§ **What the task requires**: Using the records below, give the number of lines where the word "Advisory" appears, with no further output.

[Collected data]
"""
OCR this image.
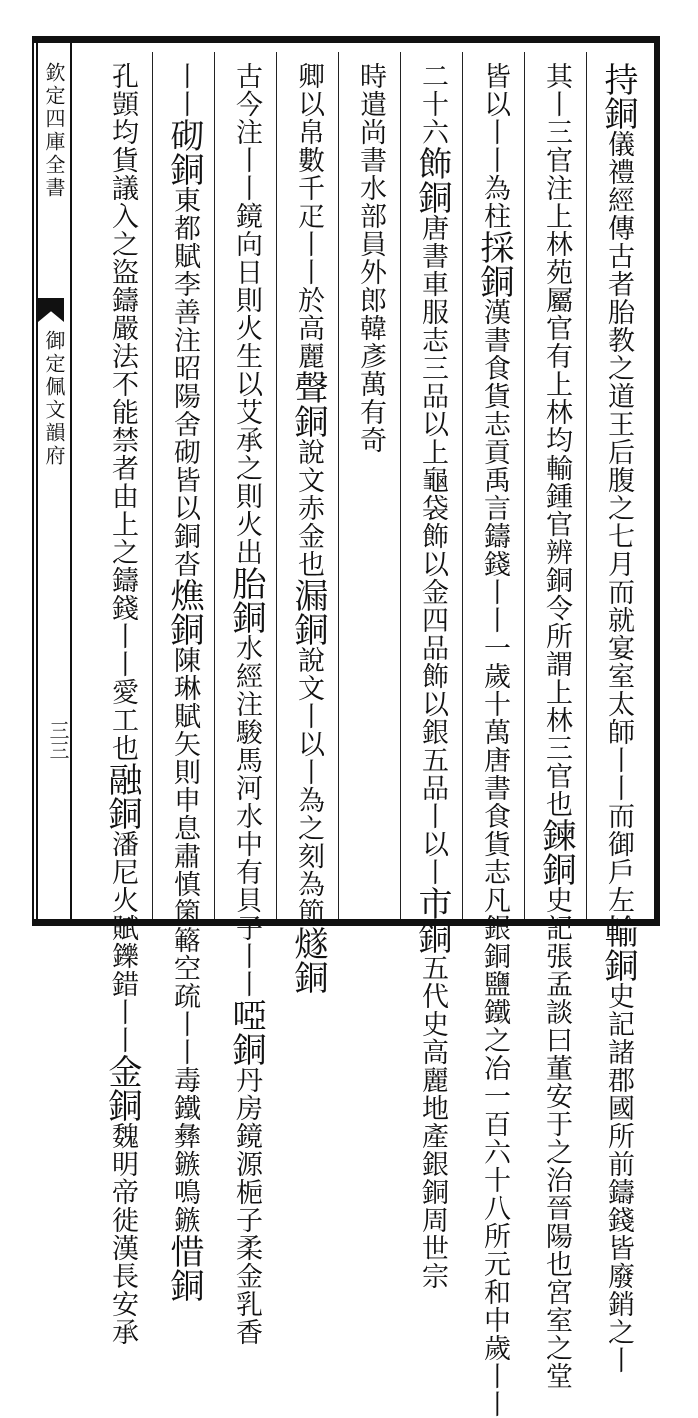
欽定四庫全書
御定佩文韻府
三三
持銅儀禮經傳古者胎教之道王后腹之七月而就宴室太師丨丨而御戶左輸銅史記諸郡國所前鑄錢皆廢銷之丨
其丨三官注上林苑屬官有上林均輸鍾官辨銅令所謂上林三官也鍊銅史記張孟談曰董安于之治晉陽也宮室之堂
皆以丨丨為柱採銅漢書食貨志貢禹言鑄錢丨丨一歲十萬唐書食貨志凡銀銅鹽鐵之冶一百六十八所元和中歲丨丨
二十六飾銅唐書車服志三品以上龜袋飾以金四品飾以銀五品丨以丨市銅五代史高麗地產銀銅周世宗
時遣尚書水部員外郎韓彥萬有奇
卿以帛數千疋丨丨於高麗聲銅說文赤金也漏銅說文丨以丨為之刻為節燧銅
古今注丨丨鏡向日則火生以艾承之則火出胎銅水經注駿馬河水中有貝子丨丨啞銅丹房鏡源梔子柔金乳香
丨丨砌銅東都賦李善注昭陽舍砌皆以銅沓燋銅陳琳賦矢則申息肅慎箘簵空疏丨丨毒鐵彝鏃鳴鏃惜銅
孔顗均貨議入之盜鑄嚴法不能禁者由上之鑄錢丨丨愛工也融銅潘尼火賦鑠錯丨丨金銅魏明帝徙漢長安承
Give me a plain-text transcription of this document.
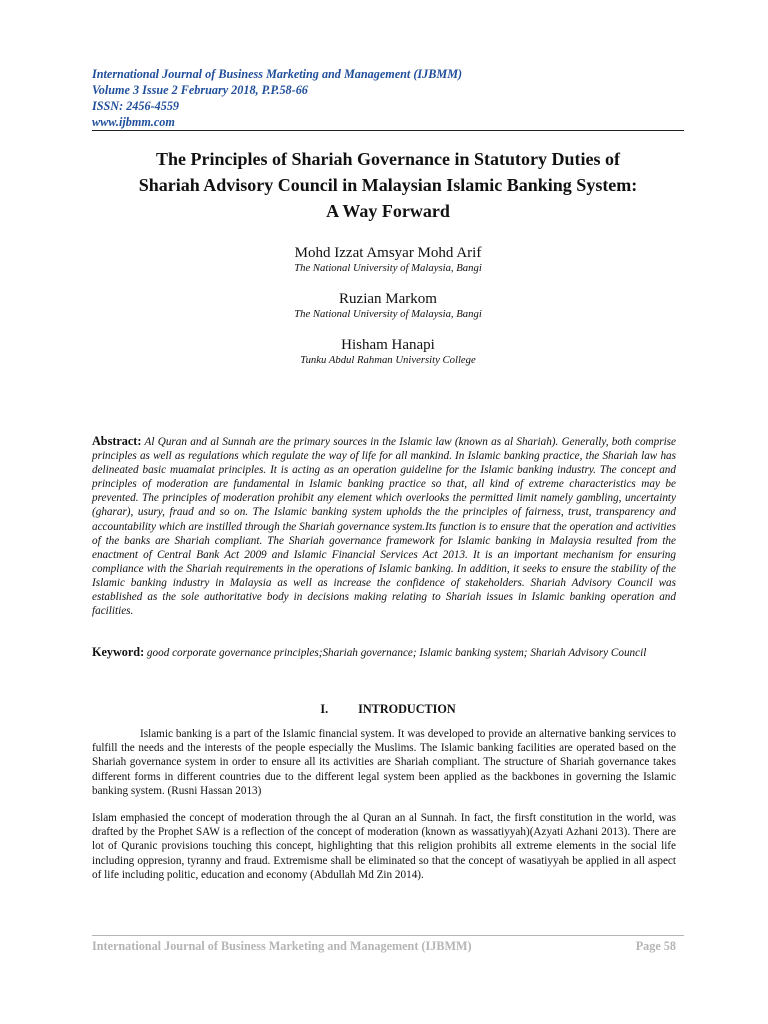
International Journal of Business Marketing and Management (IJBMM)
Volume 3 Issue 2 February 2018, P.P.58-66
ISSN: 2456-4559
www.ijbmm.com
The Principles of Shariah Governance in Statutory Duties of
Shariah Advisory Council in Malaysian Islamic Banking System:
A Way Forward
Mohd Izzat Amsyar Mohd Arif
The National University of Malaysia, Bangi
Ruzian Markom
The National University of Malaysia, Bangi
Hisham Hanapi
Tunku Abdul Rahman University College
Abstract: Al Quran and al Sunnah are the primary sources in the Islamic law (known as al Shariah). Generally, both comprise principles as well as regulations which regulate the way of life for all mankind. In Islamic banking practice, the Shariah law has delineated basic muamalat principles. It is acting as an operation guideline for the Islamic banking industry. The concept and principles of moderation are fundamental in Islamic banking practice so that, all kind of extreme characteristics may be prevented. The principles of moderation prohibit any element which overlooks the permitted limit namely gambling, uncertainty (gharar), usury, fraud and so on. The Islamic banking system upholds the the principles of fairness, trust, transparency and accountability which are instilled through the Shariah governance system.Its function is to ensure that the operation and activities of the banks are Shariah compliant. The Shariah governance framework for Islamic banking in Malaysia resulted from the enactment of Central Bank Act 2009 and Islamic Financial Services Act 2013. It is an important mechanism for ensuring compliance with the Shariah requirements in the operations of Islamic banking. In addition, it seeks to ensure the stability of the Islamic banking industry in Malaysia as well as increase the confidence of stakeholders. Shariah Advisory Council was established as the sole authoritative body in decisions making relating to Shariah issues in Islamic banking operation and facilities.
Keyword: good corporate governance principles;Shariah governance; Islamic banking system; Shariah Advisory Council
I. INTRODUCTION
Islamic banking is a part of the Islamic financial system. It was developed to provide an alternative banking services to fulfill the needs and the interests of the people especially the Muslims. The Islamic banking facilities are operated based on the Shariah governance system in order to ensure all its activities are Shariah compliant. The structure of Shariah governance takes different forms in different countries due to the different legal system been applied as the backbones in governing the Islamic banking system. (Rusni Hassan 2013)
Islam emphasied the concept of moderation through the al Quran an al Sunnah. In fact, the firsft constitution in the world, was drafted by the Prophet SAW is a reflection of the concept of moderation (known as wassatiyyah)(Azyati Azhani 2013). There are lot of Quranic provisions touching this concept, highlighting that this religion prohibits all extreme elements in the social life including oppresion, tyranny and fraud. Extremisme shall be eliminated so that the concept of wasatiyyah be applied in all aspect of life including politic, education and economy (Abdullah Md Zin 2014).
International Journal of Business Marketing and Management (IJBMM)	Page 58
"""
§ **Problem solution**: 3